— Start Excerpted records —

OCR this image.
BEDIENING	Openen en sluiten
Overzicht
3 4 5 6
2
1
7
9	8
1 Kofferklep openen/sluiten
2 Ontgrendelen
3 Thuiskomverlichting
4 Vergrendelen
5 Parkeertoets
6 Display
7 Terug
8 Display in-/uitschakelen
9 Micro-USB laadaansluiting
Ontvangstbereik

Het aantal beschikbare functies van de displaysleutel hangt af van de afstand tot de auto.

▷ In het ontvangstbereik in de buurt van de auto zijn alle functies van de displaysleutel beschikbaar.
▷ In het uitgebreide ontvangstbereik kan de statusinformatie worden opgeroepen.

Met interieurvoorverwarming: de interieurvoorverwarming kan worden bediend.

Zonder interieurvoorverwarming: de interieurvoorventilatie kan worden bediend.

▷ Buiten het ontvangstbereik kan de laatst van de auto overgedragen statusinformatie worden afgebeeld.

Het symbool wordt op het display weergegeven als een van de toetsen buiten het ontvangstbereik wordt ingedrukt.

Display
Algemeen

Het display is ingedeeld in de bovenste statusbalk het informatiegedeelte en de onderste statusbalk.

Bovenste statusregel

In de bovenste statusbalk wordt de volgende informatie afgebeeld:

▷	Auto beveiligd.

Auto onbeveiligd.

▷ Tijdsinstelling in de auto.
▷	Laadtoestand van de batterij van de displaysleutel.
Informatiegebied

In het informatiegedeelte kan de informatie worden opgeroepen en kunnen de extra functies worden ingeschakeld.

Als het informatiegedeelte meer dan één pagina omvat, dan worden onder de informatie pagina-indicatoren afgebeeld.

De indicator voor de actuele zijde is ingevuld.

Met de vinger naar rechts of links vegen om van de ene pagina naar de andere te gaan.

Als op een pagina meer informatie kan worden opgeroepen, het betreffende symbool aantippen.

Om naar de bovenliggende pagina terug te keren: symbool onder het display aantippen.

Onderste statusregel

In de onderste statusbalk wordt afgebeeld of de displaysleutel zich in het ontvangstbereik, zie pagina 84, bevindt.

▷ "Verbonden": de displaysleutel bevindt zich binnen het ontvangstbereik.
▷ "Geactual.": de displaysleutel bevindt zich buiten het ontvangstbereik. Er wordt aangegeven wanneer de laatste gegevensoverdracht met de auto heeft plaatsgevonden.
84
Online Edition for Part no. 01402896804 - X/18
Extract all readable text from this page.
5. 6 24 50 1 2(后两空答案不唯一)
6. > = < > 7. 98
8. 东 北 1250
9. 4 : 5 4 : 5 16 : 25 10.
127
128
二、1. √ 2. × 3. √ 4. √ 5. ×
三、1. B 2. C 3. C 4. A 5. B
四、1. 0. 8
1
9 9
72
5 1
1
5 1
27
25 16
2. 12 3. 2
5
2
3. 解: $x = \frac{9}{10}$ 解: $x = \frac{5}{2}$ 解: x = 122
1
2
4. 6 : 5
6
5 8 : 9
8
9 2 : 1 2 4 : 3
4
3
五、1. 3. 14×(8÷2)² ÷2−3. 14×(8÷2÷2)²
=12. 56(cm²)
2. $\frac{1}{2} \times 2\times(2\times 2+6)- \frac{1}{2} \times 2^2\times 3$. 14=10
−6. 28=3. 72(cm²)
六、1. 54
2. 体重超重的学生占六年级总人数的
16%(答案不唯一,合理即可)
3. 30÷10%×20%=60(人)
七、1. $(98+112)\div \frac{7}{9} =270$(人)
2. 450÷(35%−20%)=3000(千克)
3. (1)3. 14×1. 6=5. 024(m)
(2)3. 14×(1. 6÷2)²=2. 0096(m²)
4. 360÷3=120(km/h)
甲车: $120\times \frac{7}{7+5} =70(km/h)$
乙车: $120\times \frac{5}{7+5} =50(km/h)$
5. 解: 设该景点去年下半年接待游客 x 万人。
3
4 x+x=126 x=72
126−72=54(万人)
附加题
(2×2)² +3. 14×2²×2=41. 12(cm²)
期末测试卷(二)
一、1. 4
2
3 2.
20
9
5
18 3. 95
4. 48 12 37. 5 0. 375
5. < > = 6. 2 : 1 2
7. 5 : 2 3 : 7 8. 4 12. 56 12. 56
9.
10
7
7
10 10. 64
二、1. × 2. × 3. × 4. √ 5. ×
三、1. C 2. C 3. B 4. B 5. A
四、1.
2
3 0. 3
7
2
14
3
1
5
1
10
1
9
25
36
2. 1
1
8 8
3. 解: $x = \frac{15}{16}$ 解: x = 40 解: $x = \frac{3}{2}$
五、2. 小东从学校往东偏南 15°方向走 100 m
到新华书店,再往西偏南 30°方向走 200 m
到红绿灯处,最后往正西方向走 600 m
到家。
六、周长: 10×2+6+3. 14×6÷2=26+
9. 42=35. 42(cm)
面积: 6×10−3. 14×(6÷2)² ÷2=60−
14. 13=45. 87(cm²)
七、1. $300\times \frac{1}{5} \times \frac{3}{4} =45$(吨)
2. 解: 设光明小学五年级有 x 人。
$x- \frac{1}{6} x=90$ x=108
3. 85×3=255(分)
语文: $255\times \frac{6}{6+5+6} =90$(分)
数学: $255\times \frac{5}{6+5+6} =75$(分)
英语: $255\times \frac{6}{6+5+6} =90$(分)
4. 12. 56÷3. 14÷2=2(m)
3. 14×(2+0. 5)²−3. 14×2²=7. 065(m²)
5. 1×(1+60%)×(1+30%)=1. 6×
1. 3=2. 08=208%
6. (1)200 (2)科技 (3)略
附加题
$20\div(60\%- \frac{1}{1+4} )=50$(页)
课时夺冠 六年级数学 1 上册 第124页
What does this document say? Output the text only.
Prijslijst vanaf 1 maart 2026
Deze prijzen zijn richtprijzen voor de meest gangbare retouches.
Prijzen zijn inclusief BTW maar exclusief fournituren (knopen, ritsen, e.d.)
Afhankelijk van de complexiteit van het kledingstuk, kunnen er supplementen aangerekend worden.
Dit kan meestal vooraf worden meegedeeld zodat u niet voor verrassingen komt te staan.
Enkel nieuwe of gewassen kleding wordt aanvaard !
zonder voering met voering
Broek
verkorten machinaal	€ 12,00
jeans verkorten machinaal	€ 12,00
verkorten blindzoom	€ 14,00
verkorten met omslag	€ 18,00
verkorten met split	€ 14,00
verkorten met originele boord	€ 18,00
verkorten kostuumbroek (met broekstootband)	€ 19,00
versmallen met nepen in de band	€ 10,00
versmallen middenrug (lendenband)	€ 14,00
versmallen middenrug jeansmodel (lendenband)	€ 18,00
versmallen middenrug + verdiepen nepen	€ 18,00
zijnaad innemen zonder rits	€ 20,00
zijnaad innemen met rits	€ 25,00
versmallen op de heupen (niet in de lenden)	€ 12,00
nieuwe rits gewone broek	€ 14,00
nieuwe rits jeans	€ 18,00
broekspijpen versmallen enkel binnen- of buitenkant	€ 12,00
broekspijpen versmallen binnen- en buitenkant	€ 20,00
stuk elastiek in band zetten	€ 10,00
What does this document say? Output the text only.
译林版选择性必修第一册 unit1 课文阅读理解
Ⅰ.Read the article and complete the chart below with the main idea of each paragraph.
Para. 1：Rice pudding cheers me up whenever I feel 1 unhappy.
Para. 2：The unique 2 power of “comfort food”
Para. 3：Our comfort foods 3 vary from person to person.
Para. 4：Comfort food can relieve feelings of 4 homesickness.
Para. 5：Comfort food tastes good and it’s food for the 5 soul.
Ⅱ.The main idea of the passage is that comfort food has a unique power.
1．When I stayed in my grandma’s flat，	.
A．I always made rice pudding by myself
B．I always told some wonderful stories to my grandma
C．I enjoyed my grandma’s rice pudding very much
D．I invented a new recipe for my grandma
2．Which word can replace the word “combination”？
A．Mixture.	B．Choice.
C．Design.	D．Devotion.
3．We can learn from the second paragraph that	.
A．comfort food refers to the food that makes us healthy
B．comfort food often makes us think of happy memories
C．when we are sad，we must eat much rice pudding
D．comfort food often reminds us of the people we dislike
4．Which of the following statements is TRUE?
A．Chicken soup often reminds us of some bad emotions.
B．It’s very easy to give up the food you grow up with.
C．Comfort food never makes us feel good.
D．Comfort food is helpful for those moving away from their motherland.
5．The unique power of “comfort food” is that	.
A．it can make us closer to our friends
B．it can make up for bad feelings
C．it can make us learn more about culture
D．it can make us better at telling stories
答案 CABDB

— End Excerpted records —

| Task prompt |
Identify lines with the string "functies". Copy each one.

| Task answer |
Het aantal beschikbare functies van de displaysleutel hangt af van de afstand tot de auto.
▷ In het ontvangstbereik in de buurt van de auto zijn alle functies van de displaysleutel beschikbaar.
In het informatiegedeelte kan de informatie worden opgeroepen en kunnen de extra functies worden ingeschakeld.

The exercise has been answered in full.